Problem to solve: From the entries below, gather every line containing the string "Dach".

* * * * *

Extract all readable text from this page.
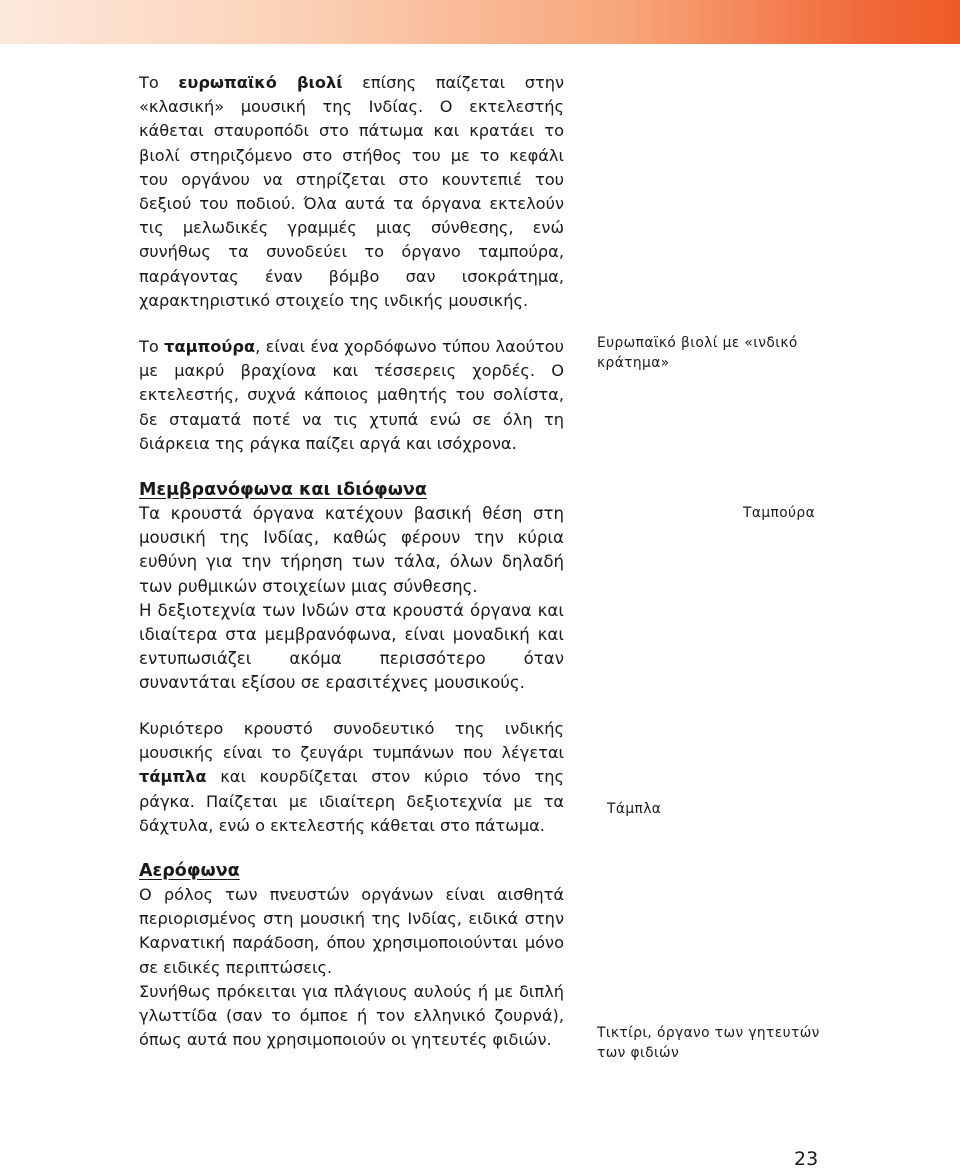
Το ευρωπαϊκό βιολί επίσης παίζεται στην «κλασική» μουσική της Ινδίας. Ο εκτελεστής κάθεται σταυροπόδι στο πάτωμα και κρατάει το βιολί στηριζόμενο στο στήθος του με το κεφάλι του οργάνου να στηρίζεται στο κουντεπιέ του δεξιού του ποδιού. Όλα αυτά τα όργανα εκτελούν τις μελωδικές γραμμές μιας σύνθεσης, ενώ συνήθως τα συνοδεύει το όργανο ταμπούρα, παράγοντας έναν βόμβο σαν ισοκράτημα, χαρακτηριστικό στοιχείο της ινδικής μουσικής.

Το ταμπούρα, είναι ένα χορδόφωνο τύπου λαούτου με μακρύ βραχίονα και τέσσερεις χορδές. Ο εκτελεστής, συχνά κάποιος μαθητής του σολίστα, δε σταματά ποτέ να τις χτυπά ενώ σε όλη τη διάρκεια της ράγκα παίζει αργά και ισόχρονα.

Μεμβρανόφωνα και ιδιόφωνα

Τα κρουστά όργανα κατέχουν βασική θέση στη μουσική της Ινδίας, καθώς φέρουν την κύρια ευθύνη για την τήρηση των τάλα, όλων δηλαδή των ρυθμικών στοιχείων μιας σύνθεσης.

Η δεξιοτεχνία των Ινδών στα κρουστά όργανα και ιδιαίτερα στα μεμβρανόφωνα, είναι μοναδική και εντυπωσιάζει ακόμα περισσότερο όταν συναντάται εξίσου σε ερασιτέχνες μουσικούς.

Κυριότερο κρουστό συνοδευτικό της ινδικής μουσικής είναι το ζευγάρι τυμπάνων που λέγεται τάμπλα και κουρδίζεται στον κύριο τόνο της ράγκα. Παίζεται με ιδιαίτερη δεξιοτεχνία με τα δάχτυλα, ενώ ο εκτελεστής κάθεται στο πάτωμα.

Αερόφωνα

Ο ρόλος των πνευστών οργάνων είναι αισθητά περιορισμένος στη μουσική της Ινδίας, ειδικά στην Καρνατική παράδοση, όπου χρησιμοποιούνται μόνο σε ειδικές περιπτώσεις.

Συνήθως πρόκειται για πλάγιους αυλούς ή με διπλή γλωττίδα (σαν το όμποε ή τον ελληνικό ζουρνά), όπως αυτά που χρησιμοποιούν οι γητευτές φιδιών.

Ευρωπαϊκό βιολί με «ινδικό κράτημα»
Ταμπούρα
Τάμπλα
Τικτίρι, όργανο των γητευτών των φιδιών
23
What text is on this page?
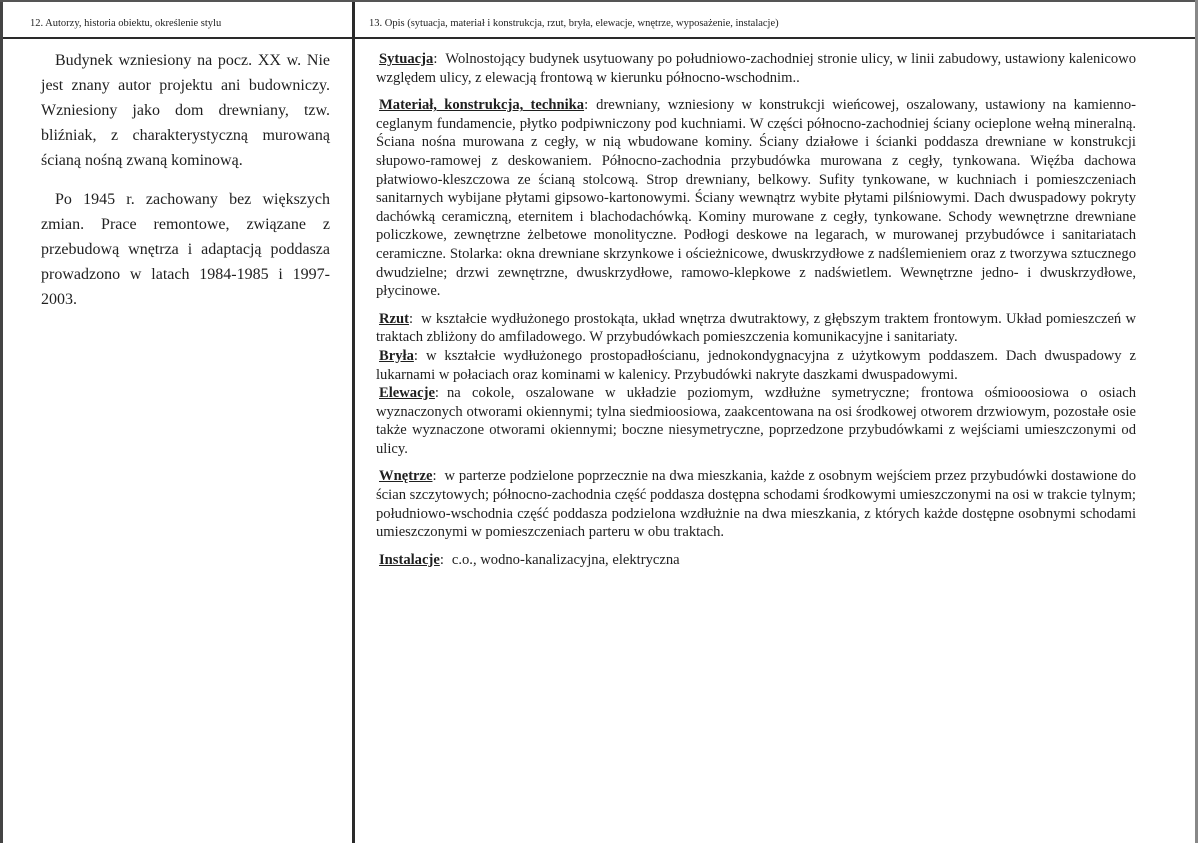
12. Autorzy, historia obiektu, określenie stylu	13. Opis (sytuacja, materiał i konstrukcja, rzut, bryła, elewacje, wnętrze, wyposażenie, instalacje)

Budynek wzniesiony na pocz. XX w. Nie jest znany autor projektu ani budowniczy. Wzniesiony jako dom drewniany, tzw. bliźniak, z charakterystyczną murowaną ścianą nośną zwaną kominową.

Po 1945 r. zachowany bez większych zmian. Prace remontowe, związane z przebudową wnętrza i adaptacją poddasza prowadzono w latach 1984-1985 i 1997-2003.

Sytuacja: Wolnostojący budynek usytuowany po południowo-zachodniej stronie ulicy, w linii zabudowy, ustawiony kalenicowo względem ulicy, z elewacją frontową w kierunku północno-wschodnim..
Materiał, konstrukcja, technika: drewniany, wzniesiony w konstrukcji wieńcowej, oszalowany, ustawiony na kamienno-ceglanym fundamencie, płytko podpiwniczony pod kuchniami. W części północno-zachodniej ściany ocieplone wełną mineralną. Ściana nośna murowana z cegły, w nią wbudowane kominy. Ściany działowe i ścianki poddasza drewniane w konstrukcji słupowo-ramowej z deskowaniem. Północno-zachodnia przybudówka murowana z cegły, tynkowana. Więźba dachowa płatwiowo-kleszczowa ze ścianą stolcową. Strop drewniany, belkowy. Sufity tynkowane, w kuchniach i pomieszczeniach sanitarnych wybijane płytami gipsowo-kartonowymi. Ściany wewnątrz wybite płytami pilśniowymi. Dach dwuspadowy pokryty dachówką ceramiczną, eternitem i blachodachówką. Kominy murowane z cegły, tynkowane. Schody wewnętrzne drewniane policzkowe, zewnętrzne żelbetowe monolityczne. Podłogi deskowe na legarach, w murowanej przybudówce i sanitariatach ceramiczne. Stolarka: okna drewniane skrzynkowe i ościeżnicowe, dwuskrzydłowe z nadślemieniem oraz z tworzywa sztucznego dwudzielne; drzwi zewnętrzne, dwuskrzydłowe, ramowo-klepkowe z nadświetlem. Wewnętrzne jedno- i dwuskrzydłowe, płycinowe.
Rzut: w kształcie wydłużonego prostokąta, układ wnętrza dwutraktowy, z głębszym traktem frontowym. Układ pomieszczeń w traktach zbliżony do amfiladowego. W przybudówkach pomieszczenia komunikacyjne i sanitariaty.
Bryła: w kształcie wydłużonego prostopadłościanu, jednokondygnacyjna z użytkowym poddaszem. Dach dwuspadowy z lukarnami w połaciach oraz kominami w kalenicy. Przybudówki nakryte daszkami dwuspadowymi.
Elewacje: na cokole, oszalowane w układzie poziomym, wzdłużne symetryczne; frontowa ośmiooosiowa o osiach wyznaczonych otworami okiennymi; tylna siedmioosiowa, zaakcentowana na osi środkowej otworem drzwiowym, pozostałe osie także wyznaczone otworami okiennymi; boczne niesymetryczne, poprzedzone przybudówkami z wejściami umieszczonymi od ulicy.
Wnętrze: w parterze podzielone poprzecznie na dwa mieszkania, każde z osobnym wejściem przez przybudówki dostawione do ścian szczytowych; północno-zachodnia część poddasza dostępna schodami środkowymi umieszczonymi na osi w trakcie tylnym; południowo-wschodnia część poddasza podzielona wzdłużnie na dwa mieszkania, z których każde dostępne osobnymi schodami umieszczonymi w pomieszczeniach parteru w obu traktach.
Instalacje: c.o., wodno-kanalizacyjna, elektryczna
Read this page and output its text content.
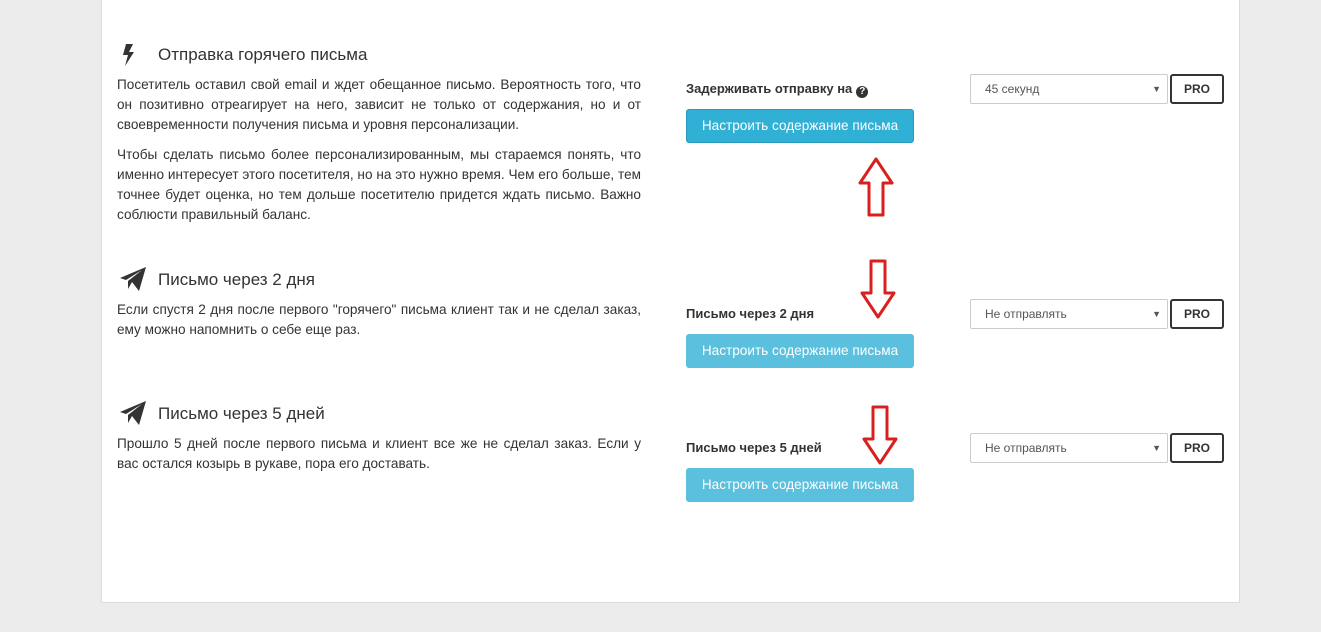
Отправка горячего письма

Посетитель оставил свой email и ждет обещанное письмо. Вероятность того, что он позитивно отреагирует на него, зависит не только от содержания, но и от своевременности получения письма и уровня персонализации.

Чтобы сделать письмо более персонализированным, мы стараемся понять, что именно интересует этого посетителя, но на это нужно время. Чем его больше, тем точнее будет оценка, но тем дольше посетителю придется ждать письмо. Важно соблюсти правильный баланс.

Задерживать отправку на ?
Настроить содержание письма
45 секунд	▼	PRO
Письмо через 2 дня

Если спустя 2 дня после первого "горячего" письма клиент так и не сделал заказ, ему можно напомнить о себе еще раз.

Письмо через 2 дня
Настроить содержание письма
Не отправлять	▼	PRO
Письмо через 5 дней

Прошло 5 дней после первого письма и клиент все же не сделал заказ. Если у вас остался козырь в рукаве, пора его доставать.

Письмо через 5 дней
Настроить содержание письма
Не отправлять	▼	PRO
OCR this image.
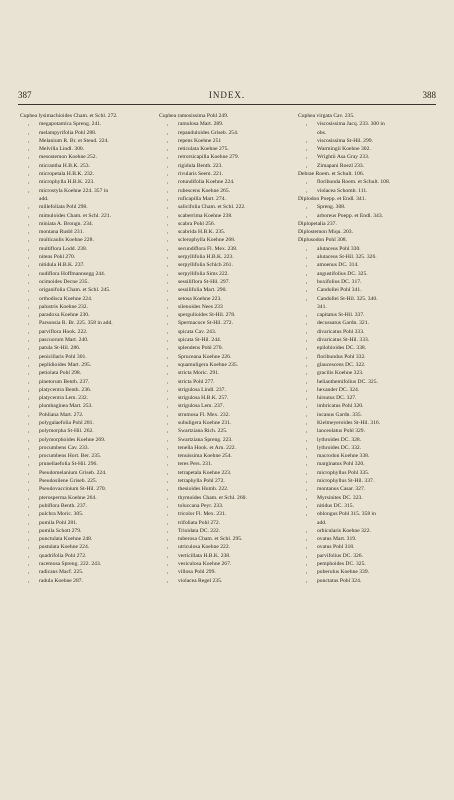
387	INDEX.	388
Cuphea lysimachioides Cham. et Schl. 272.
, megapotamica Spreng. 241.
, melampyrifolia Pohl 288.
, Melanium R. Br. et Steud. 224.
, Melvilla Lindl. 300.
, mesostemon Koehne 252.
, micrantha H.B.K. 253.
, micropetala H.B.K. 232.
, microphylla H.B.K. 223.
, microstyla Koehne 224. 357 in
add.
, millefoliata Pohl 298.
, mimuloides Cham. et Schl. 221.
, miniata A. Brongn. 234.
, montana Rusbl 231.
, multicaulis Koehne 228.
, multiflora Lodd. 238.
, nitens Pohl 270.
, nitidula H.B.K. 237.
, nudiflora Hoffmannsegg 244.
, ocimoides Decne 235.
, origanifolia Cham. et Schl. 245.
, orthodisca Koehne 224.
, palustris Koehne 232.
, paradoxa Koehne 230.
, Parsonsia R. Br. 225. 358 in add.
, parviflora Hook. 222.
, pascuorum Mart. 240.
, patula St-Hil. 286.
, penicillaris Pohl 301.
, peplidioides Mart. 295.
, petiolata Pohl 298.
, pinetorum Benth. 237.
, platycentra Benth. 236.
, platycentra Lem. 232.
, plumbaginea Mart. 253.
, Pohliana Mart. 272.
, polygalaefolia Pohl 281.
, polymorpha St-Hil. 262.
, polymorphoides Koehne 269.
, procumbens Cav. 233.
, procumbens Hort. Ber. 235.
, prunellaefolia St-Hil. 296.
, Pseudomelanium Griseb. 224.
, Pseudosilene Griseb. 225.
, Pseudovaccinium St-Hil. 270.
, pterosperma Koehne 264.
, pubiflora Benth. 237.
, pulchra Moric. 305.
, pumila Pohl 281.
, pumila Schott 279.
, punctulata Koehne 248.
, pustulata Koehne 224.
, quadrifolia Pohl 272.
, racemosa Spreng. 222. 243.
, radicans Macf. 225.
, radula Koehne 287.
Cuphea ramosissima Pohl 249.
, ramulosa Mart. 289.
, repanduloides Griseb. 254.
, repens Koehne 251
, reticulata Koehne 275.
, retrorsicapilla Koehne 279.
, rigidula Benth. 223.
, rivularis Seem. 221.
, rotundifolia Koehne 224.
, rubescens Koehne 265.
, ruficapilla Mart. 274.
, salicifolia Cham. et Schl. 222.
, scaberrima Koehne 238.
, scabra Pohl 256.
, scabrida H.B.K. 235.
, sclerophylla Koehne 268.
, secundiflora Fl. Mex. 238.
, serpyllifolia H.B.K. 223.
, serpyllifolia Schlch 261.
, serpyllifolia Sims 222.
, sessiliflora St-Hil. 297.
, sessilifolia Mart. 290.
, setosa Koehne 223.
, silenoides Nees 233
, spergulioides St-Hil. 278.
, Spermacoce St-Hil. 272.
, spicata Cav. 243.
, spicata St-Hil. 244.
, splendens Pohl 270.
, Spruceana Koehne 226.
, squamuligera Koehne 235.
, stricta Moric. 291.
, stricta Pohl 277.
, strigulosa Lindl. 237.
, strigulosa H.B.K. 257.
, strigulosa Lem. 237.
, strumosa Fl. Mex. 232.
, subuligera Koehne 231.
, Swartziana Rich. 225.
, Swartziana Spreng. 223.
, tenella Hook. et Arn. 222.
, tenuissima Koehne 254.
, teres Pers. 231.
, tetrapetala Koehne 223.
, tetraphylla Pohl 272.
, thesioides Humb. 222.
, thymoides Cham. et Schl. 260.
, toluccana Peyr. 233.
, tricolor Fl. Mex. 231.
, trifoliata Pohl 272.
, Trioidata DC. 222.
, tuberosa Cham. et Schl. 295.
, utriculosa Koehne 222.
, verticillata H.B.K. 238.
, vesiculosa Koehne 267.
, villosa Pohl 299.
, violacea Regel 235.
Cuphea virgata Cav. 235.
, viscosissima Jacq. 233. 300 in
obs.
, viscosissima St-Hil. 299.
, Warmingii Koehne 302.
, Wrightii Asa Gray 233.
, Zimapani Roezl 233.
Debrae Roem. et Schult. 106.
, floribunda Roem. et Schult. 108.
, violacea Schomb. 111.
Diplodon Poepp. et Endl. 341.
, Spreng. 308.
, arboreus Poepp. et Endl. 343.
Diplopetalia 237.
Diplostemon Miqu. 203.
Diplusodon Pohl 308.
, alutaceus Pohl 330.
, alutaceus St-Hil. 325. 326.
, amoenus DC. 314.
, angustifolius DC. 325.
, buxifolius DC. 317.
, Candollei Pohl 341.
, Candollei St-Hil. 325. 340.
341.
, capitatus St-Hil. 337.
, decussatus Gardn. 321.
, divaricatus Pohl 333.
, divaricatus St-Hil. 333.
, epilobioides DC. 338.
, floribundus Pohl 332.
, glaucescens DC. 322.
, gracilis Koehne 323.
, helianthemifolius DC. 325.
, hexander DC. 324.
, hirsutus DC. 327.
, imbricatus Pohl 320.
, incanus Gardn. 335.
, Kielmeyeroides St-Hil. 316.
, lanceolatus Pohl 329.
, lythroides DC. 328.
, lythroides DC. 332.
, macrodon Koehne 338.
, marginatus Pohl 320.
, microphyllus Pohl 335.
, microphyllus St-Hil. 337.
, montanus Casar. 327.
, Myrsinites DC. 323.
, nitidus DC. 315.
, oblongus Pohl 315. 358 in
add.
, orbicularis Koehne 322.
, ovatus Mart. 319.
, ovatus Pohl 318.
, parvifolius DC. 326.
, pemphoides DC. 325.
, puberulus Koehne 339.
, punctatus Pohl 324.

* * * * *

Final result:
Materiał, konstrukcja, technika: drewniany, wzniesiony w konstrukcji wieńcowej, oszalowany, ustawiony na kamienno-ceglanym fundamencie, płytko podpiwniczony pod kuchniami. W części północno-zachodniej ściany ocieplone wełną mineralną. Ściana nośna murowana z cegły, w nią wbudowane kominy. Ściany działowe i ścianki poddasza drewniane w konstrukcji słupowo-ramowej z deskowaniem. Północno-zachodnia przybudówka murowana z cegły, tynkowana. Więźba dachowa płatwiowo-kleszczowa ze ścianą stolcową. Strop drewniany, belkowy. Sufity tynkowane, w kuchniach i pomieszczeniach sanitarnych wybijane płytami gipsowo-kartonowymi. Ściany wewnątrz wybite płytami pilśniowymi. Dach dwuspadowy pokryty dachówką ceramiczną, eternitem i blachodachówką. Kominy murowane z cegły, tynkowane. Schody wewnętrzne drewniane policzkowe, zewnętrzne żelbetowe monolityczne. Podłogi deskowe na legarach, w murowanej przybudówce i sanitariatach ceramiczne. Stolarka: okna drewniane skrzynkowe i ościeżnicowe, dwuskrzydłowe z nadślemieniem oraz z tworzywa sztucznego dwudzielne; drzwi zewnętrzne, dwuskrzydłowe, ramowo-klepkowe z nadświetlem. Wewnętrzne jedno- i dwuskrzydłowe, płycinowe.
Bryła: w kształcie wydłużonego prostopadłościanu, jednokondygnacyjna z użytkowym poddaszem. Dach dwuspadowy z lukarnami w połaciach oraz kominami w kalenicy. Przybudówki nakryte daszkami dwuspadowymi.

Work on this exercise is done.